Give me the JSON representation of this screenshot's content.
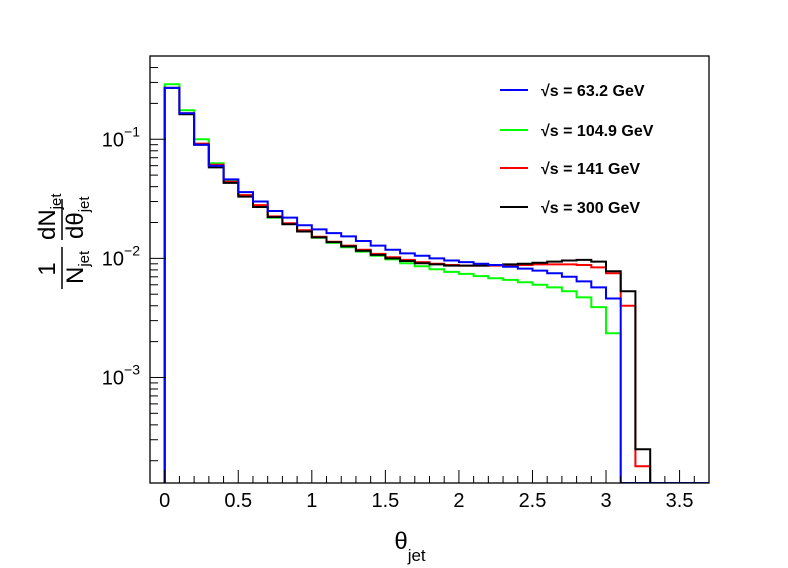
{
  "chart_data": {
    "type": "line",
    "subtype": "step-histogram",
    "title": "",
    "xlabel": {
      "main": "θ",
      "sub": "jet"
    },
    "ylabel": {
      "numerator_left": "1",
      "denominator_left": "N",
      "denominator_left_sub": "jet",
      "numerator_right": "dN",
      "numerator_right_sub": "jet",
      "denominator_right": "dθ",
      "denominator_right_sub": "jet"
    },
    "xlim": [
      -0.1,
      3.7
    ],
    "ylim": [
      0.00013,
      0.5
    ],
    "yscale": "log",
    "x_ticks": [
      {
        "value": 0,
        "label": "0"
      },
      {
        "value": 0.5,
        "label": "0.5"
      },
      {
        "value": 1,
        "label": "1"
      },
      {
        "value": 1.5,
        "label": "1.5"
      },
      {
        "value": 2,
        "label": "2"
      },
      {
        "value": 2.5,
        "label": "2.5"
      },
      {
        "value": 3,
        "label": "3"
      },
      {
        "value": 3.5,
        "label": "3.5"
      }
    ],
    "y_ticks": [
      {
        "value": 0.1,
        "base": "10",
        "exp": "−1"
      },
      {
        "value": 0.01,
        "base": "10",
        "exp": "−2"
      },
      {
        "value": 0.001,
        "base": "10",
        "exp": "−3"
      }
    ],
    "bin_edges": [
      0,
      0.1,
      0.2,
      0.3,
      0.4,
      0.5,
      0.6,
      0.7,
      0.8,
      0.9,
      1.0,
      1.1,
      1.2,
      1.3,
      1.4,
      1.5,
      1.6,
      1.7,
      1.8,
      1.9,
      2.0,
      2.1,
      2.2,
      2.3,
      2.4,
      2.5,
      2.6,
      2.7,
      2.8,
      2.9,
      3.0,
      3.1,
      3.2,
      3.3,
      3.4,
      3.5,
      3.6,
      3.7
    ],
    "legend_position": "top-right",
    "series": [
      {
        "name": "√s = 63.2 GeV",
        "legend_prefix": "√",
        "legend_rest": "s = 63.2 GeV",
        "color": "#0000ff",
        "values": [
          0.27,
          0.165,
          0.09,
          0.06,
          0.046,
          0.036,
          0.03,
          0.025,
          0.022,
          0.019,
          0.0175,
          0.0163,
          0.0153,
          0.014,
          0.0128,
          0.0118,
          0.011,
          0.0105,
          0.01,
          0.0096,
          0.0093,
          0.009,
          0.0088,
          0.0085,
          0.0082,
          0.0079,
          0.0075,
          0.007,
          0.0064,
          0.0057,
          0.0046,
          0,
          0,
          0,
          0,
          0,
          0
        ]
      },
      {
        "name": "√s = 104.9 GeV",
        "legend_prefix": "√",
        "legend_rest": "s = 104.9 GeV",
        "color": "#00ff00",
        "values": [
          0.29,
          0.175,
          0.1,
          0.063,
          0.045,
          0.034,
          0.027,
          0.022,
          0.0195,
          0.017,
          0.0149,
          0.0135,
          0.0124,
          0.0114,
          0.0105,
          0.0098,
          0.0091,
          0.0086,
          0.0081,
          0.0077,
          0.0074,
          0.0071,
          0.0068,
          0.0066,
          0.0063,
          0.006,
          0.0057,
          0.0053,
          0.0047,
          0.0039,
          0.00235,
          0,
          0,
          0,
          0,
          0,
          0
        ]
      },
      {
        "name": "√s = 141 GeV",
        "legend_prefix": "√",
        "legend_rest": "s = 141 GeV",
        "color": "#ff0000",
        "values": [
          0.27,
          0.165,
          0.092,
          0.061,
          0.044,
          0.034,
          0.028,
          0.0225,
          0.0197,
          0.0172,
          0.0152,
          0.0138,
          0.0128,
          0.0118,
          0.0109,
          0.0102,
          0.0097,
          0.0093,
          0.009,
          0.0088,
          0.0087,
          0.0087,
          0.0087,
          0.0087,
          0.0088,
          0.0089,
          0.0089,
          0.0089,
          0.0088,
          0.0084,
          0.0075,
          0.004,
          0.00018,
          0,
          0,
          0,
          0
        ]
      },
      {
        "name": "√s = 300 GeV",
        "legend_prefix": "√",
        "legend_rest": "s = 300 GeV",
        "color": "#000000",
        "values": [
          0.27,
          0.162,
          0.09,
          0.058,
          0.043,
          0.033,
          0.027,
          0.0222,
          0.0193,
          0.0168,
          0.015,
          0.0137,
          0.0126,
          0.0116,
          0.0107,
          0.01,
          0.0095,
          0.0091,
          0.0089,
          0.0087,
          0.0087,
          0.0087,
          0.0088,
          0.0089,
          0.009,
          0.0092,
          0.0094,
          0.0096,
          0.0097,
          0.0094,
          0.0078,
          0.0053,
          0.00025,
          0,
          0,
          0,
          0
        ]
      }
    ]
  }
}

####################

Your copy should match the records word for word, with the pictures removed.

§ **RESPONSE TO THIS EXERCISE**
Give me the JSON representation of this screenshot's content.
{
  "chart_data": {
    "type": "line",
    "subtype": "step-histogram",
    "title": "",
    "xlabel": {
      "main": "θ",
      "sub": "jet"
    },
    "ylabel": {
      "numerator_left": "1",
      "denominator_left": "N",
      "denominator_left_sub": "jet",
      "numerator_right": "dN",
      "numerator_right_sub": "jet",
      "denominator_right": "dθ",
      "denominator_right_sub": "jet"
    },
    "xlim": [
      -0.1,
      3.7
    ],
    "ylim": [
      0.00013,
      0.5
    ],
    "yscale": "log",
    "x_ticks": [
      {
        "value": 0,
        "label": "0"
      },
      {
        "value": 0.5,
        "label": "0.5"
      },
      {
        "value": 1,
        "label": "1"
      },
      {
        "value": 1.5,
        "label": "1.5"
      },
      {
        "value": 2,
        "label": "2"
      },
      {
        "value": 2.5,
        "label": "2.5"
      },
      {
        "value": 3,
        "label": "3"
      },
      {
        "value": 3.5,
        "label": "3.5"
      }
    ],
    "y_ticks": [
      {
        "value": 0.1,
        "base": "10",
        "exp": "−1"
      },
      {
        "value": 0.01,
        "base": "10",
        "exp": "−2"
      },
      {
        "value": 0.001,
        "base": "10",
        "exp": "−3"
      }
    ],
    "bin_edges": [
      0,
      0.1,
      0.2,
      0.3,
      0.4,
      0.5,
      0.6,
      0.7,
      0.8,
      0.9,
      1.0,
      1.1,
      1.2,
      1.3,
      1.4,
      1.5,
      1.6,
      1.7,
      1.8,
      1.9,
      2.0,
      2.1,
      2.2,
      2.3,
      2.4,
      2.5,
      2.6,
      2.7,
      2.8,
      2.9,
      3.0,
      3.1,
      3.2,
      3.3,
      3.4,
      3.5,
      3.6,
      3.7
    ],
    "legend_position": "top-right",
    "series": [
      {
        "name": "√s = 63.2 GeV",
        "legend_prefix": "√",
        "legend_rest": "s = 63.2 GeV",
        "color": "#0000ff",
        "values": [
          0.27,
          0.165,
          0.09,
          0.06,
          0.046,
          0.036,
          0.03,
          0.025,
          0.022,
          0.019,
          0.0175,
          0.0163,
          0.0153,
          0.014,
          0.0128,
          0.0118,
          0.011,
          0.0105,
          0.01,
          0.0096,
          0.0093,
          0.009,
          0.0088,
          0.0085,
          0.0082,
          0.0079,
          0.0075,
          0.007,
          0.0064,
          0.0057,
          0.0046,
          0,
          0,
          0,
          0,
          0,
          0
        ]
      },
      {
        "name": "√s = 104.9 GeV",
        "legend_prefix": "√",
        "legend_rest": "s = 104.9 GeV",
        "color": "#00ff00",
        "values": [
          0.29,
          0.175,
          0.1,
          0.063,
          0.045,
          0.034,
          0.027,
          0.022,
          0.0195,
          0.017,
          0.0149,
          0.0135,
          0.0124,
          0.0114,
          0.0105,
          0.0098,
          0.0091,
          0.0086,
          0.0081,
          0.0077,
          0.0074,
          0.0071,
          0.0068,
          0.0066,
          0.0063,
          0.006,
          0.0057,
          0.0053,
          0.0047,
          0.0039,
          0.00235,
          0,
          0,
          0,
          0,
          0,
          0
        ]
      },
      {
        "name": "√s = 141 GeV",
        "legend_prefix": "√",
        "legend_rest": "s = 141 GeV",
        "color": "#ff0000",
        "values": [
          0.27,
          0.165,
          0.092,
          0.061,
          0.044,
          0.034,
          0.028,
          0.0225,
          0.0197,
          0.0172,
          0.0152,
          0.0138,
          0.0128,
          0.0118,
          0.0109,
          0.0102,
          0.0097,
          0.0093,
          0.009,
          0.0088,
          0.0087,
          0.0087,
          0.0087,
          0.0087,
          0.0088,
          0.0089,
          0.0089,
          0.0089,
          0.0088,
          0.0084,
          0.0075,
          0.004,
          0.00018,
          0,
          0,
          0,
          0
        ]
      },
      {
        "name": "√s = 300 GeV",
        "legend_prefix": "√",
        "legend_rest": "s = 300 GeV",
        "color": "#000000",
        "values": [
          0.27,
          0.162,
          0.09,
          0.058,
          0.043,
          0.033,
          0.027,
          0.0222,
          0.0193,
          0.0168,
          0.015,
          0.0137,
          0.0126,
          0.0116,
          0.0107,
          0.01,
          0.0095,
          0.0091,
          0.0089,
          0.0087,
          0.0087,
          0.0087,
          0.0088,
          0.0089,
          0.009,
          0.0092,
          0.0094,
          0.0096,
          0.0097,
          0.0094,
          0.0078,
          0.0053,
          0.00025,
          0,
          0,
          0,
          0
        ]
      }
    ]
  }
}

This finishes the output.